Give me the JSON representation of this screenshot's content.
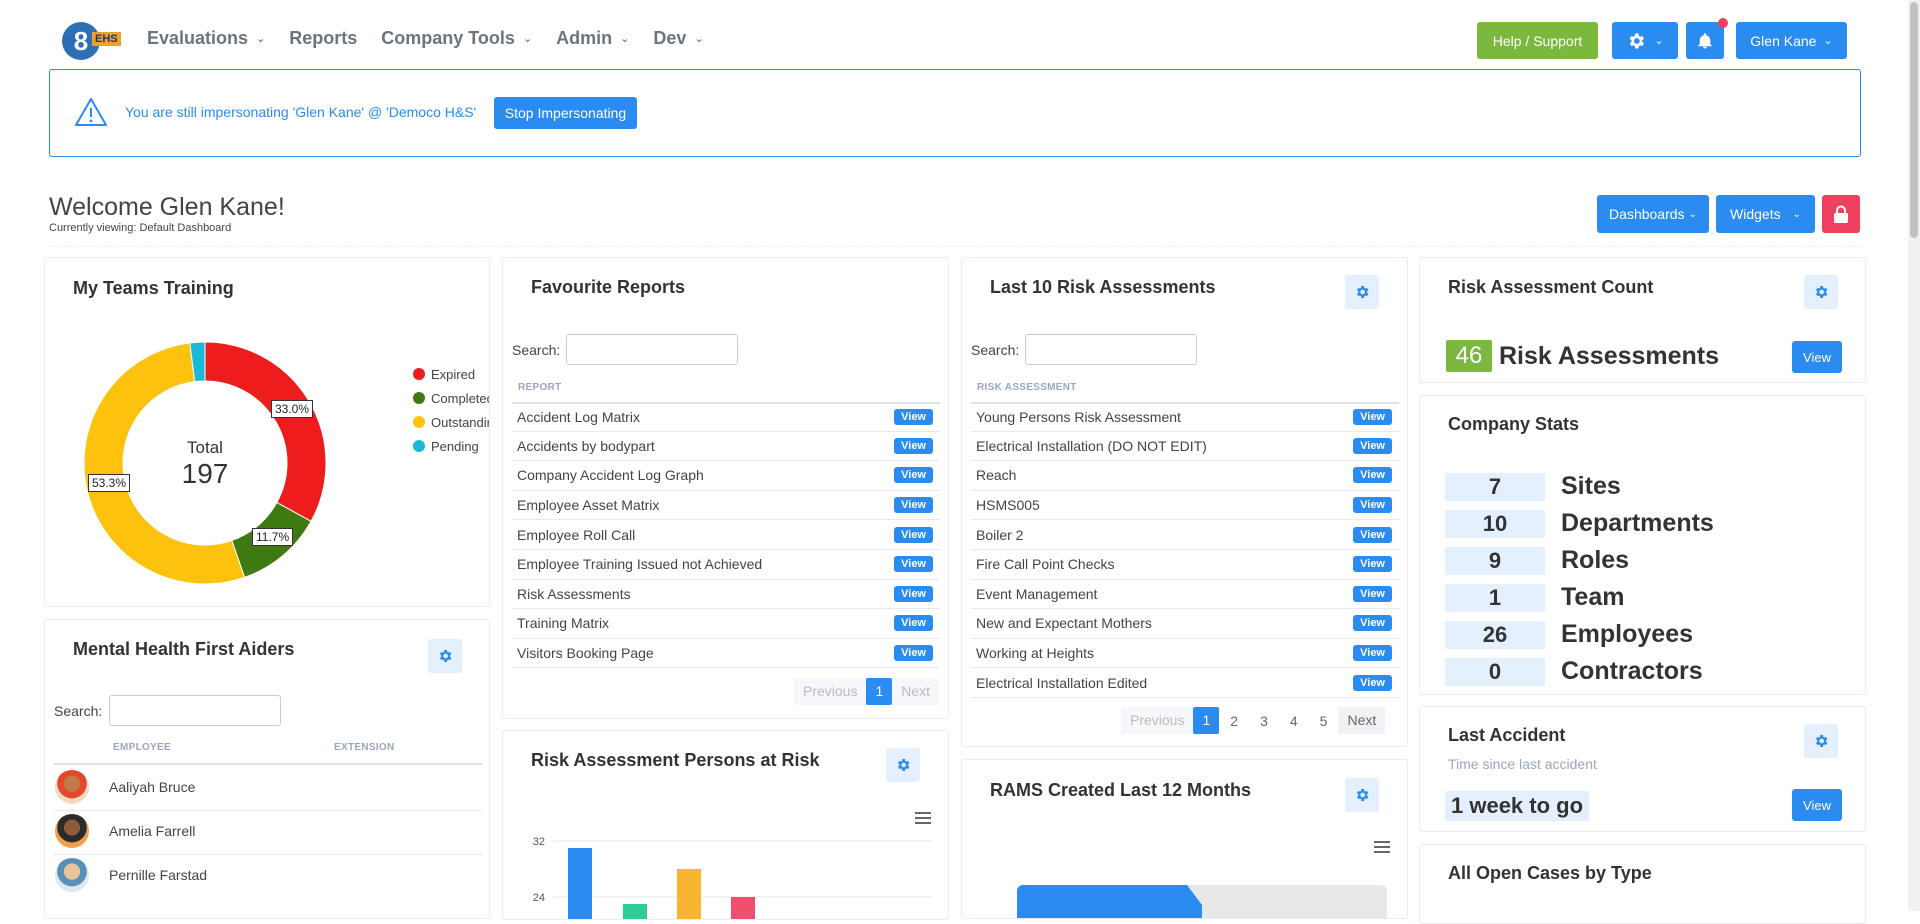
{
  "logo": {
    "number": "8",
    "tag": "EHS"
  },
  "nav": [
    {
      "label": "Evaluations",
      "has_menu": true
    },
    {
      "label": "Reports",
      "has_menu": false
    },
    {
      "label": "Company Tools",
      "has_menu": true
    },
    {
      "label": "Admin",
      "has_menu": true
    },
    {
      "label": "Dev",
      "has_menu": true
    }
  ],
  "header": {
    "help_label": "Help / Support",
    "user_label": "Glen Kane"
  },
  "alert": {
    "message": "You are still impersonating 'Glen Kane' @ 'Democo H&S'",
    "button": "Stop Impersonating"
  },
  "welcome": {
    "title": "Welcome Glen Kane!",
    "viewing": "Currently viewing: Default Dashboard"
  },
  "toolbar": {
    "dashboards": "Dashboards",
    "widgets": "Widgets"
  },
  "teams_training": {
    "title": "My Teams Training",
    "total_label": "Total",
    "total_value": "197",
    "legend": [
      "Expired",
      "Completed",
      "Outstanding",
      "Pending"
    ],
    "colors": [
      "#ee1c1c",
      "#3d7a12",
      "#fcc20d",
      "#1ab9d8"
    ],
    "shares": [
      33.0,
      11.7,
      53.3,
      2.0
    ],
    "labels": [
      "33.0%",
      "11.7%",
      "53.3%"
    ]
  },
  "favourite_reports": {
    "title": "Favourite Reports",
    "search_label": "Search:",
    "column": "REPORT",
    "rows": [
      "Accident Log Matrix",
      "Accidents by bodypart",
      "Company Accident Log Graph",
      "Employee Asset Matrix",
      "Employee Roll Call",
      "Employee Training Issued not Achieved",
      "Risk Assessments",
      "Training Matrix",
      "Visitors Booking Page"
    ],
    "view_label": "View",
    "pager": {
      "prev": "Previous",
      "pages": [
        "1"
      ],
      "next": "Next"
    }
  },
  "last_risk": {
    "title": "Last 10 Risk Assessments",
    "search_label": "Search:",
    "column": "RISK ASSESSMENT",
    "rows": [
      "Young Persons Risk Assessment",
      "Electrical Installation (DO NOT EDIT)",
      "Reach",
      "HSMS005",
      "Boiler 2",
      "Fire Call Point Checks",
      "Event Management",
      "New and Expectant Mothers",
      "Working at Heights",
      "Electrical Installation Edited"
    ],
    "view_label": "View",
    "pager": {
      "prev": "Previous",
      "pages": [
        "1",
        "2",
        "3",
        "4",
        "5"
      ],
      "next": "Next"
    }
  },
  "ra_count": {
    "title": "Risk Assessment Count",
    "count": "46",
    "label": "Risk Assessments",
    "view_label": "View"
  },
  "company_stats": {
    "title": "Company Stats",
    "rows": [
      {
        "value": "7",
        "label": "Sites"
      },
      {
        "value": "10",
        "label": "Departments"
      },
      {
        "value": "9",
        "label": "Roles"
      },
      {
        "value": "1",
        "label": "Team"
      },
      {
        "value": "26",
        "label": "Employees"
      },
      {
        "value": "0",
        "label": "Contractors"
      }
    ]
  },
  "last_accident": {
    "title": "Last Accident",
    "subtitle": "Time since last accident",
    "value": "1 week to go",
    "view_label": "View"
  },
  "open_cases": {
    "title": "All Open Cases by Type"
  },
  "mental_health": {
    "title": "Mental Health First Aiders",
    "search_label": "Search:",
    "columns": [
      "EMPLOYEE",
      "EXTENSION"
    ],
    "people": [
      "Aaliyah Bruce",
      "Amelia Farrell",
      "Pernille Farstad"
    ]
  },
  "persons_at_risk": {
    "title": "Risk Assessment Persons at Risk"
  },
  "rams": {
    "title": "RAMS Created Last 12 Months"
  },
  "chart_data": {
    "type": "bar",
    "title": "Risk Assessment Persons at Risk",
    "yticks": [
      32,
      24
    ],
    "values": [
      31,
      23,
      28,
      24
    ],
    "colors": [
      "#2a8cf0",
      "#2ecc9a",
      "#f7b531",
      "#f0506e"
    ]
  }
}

* DO THIS: Find the lines with the string "Assessments" and reproduce them.

* OUTPUT OF THE TASK:
      "Risk Assessments",
    "title": "Last 10 Risk Assessments",
    "label": "Risk Assessments",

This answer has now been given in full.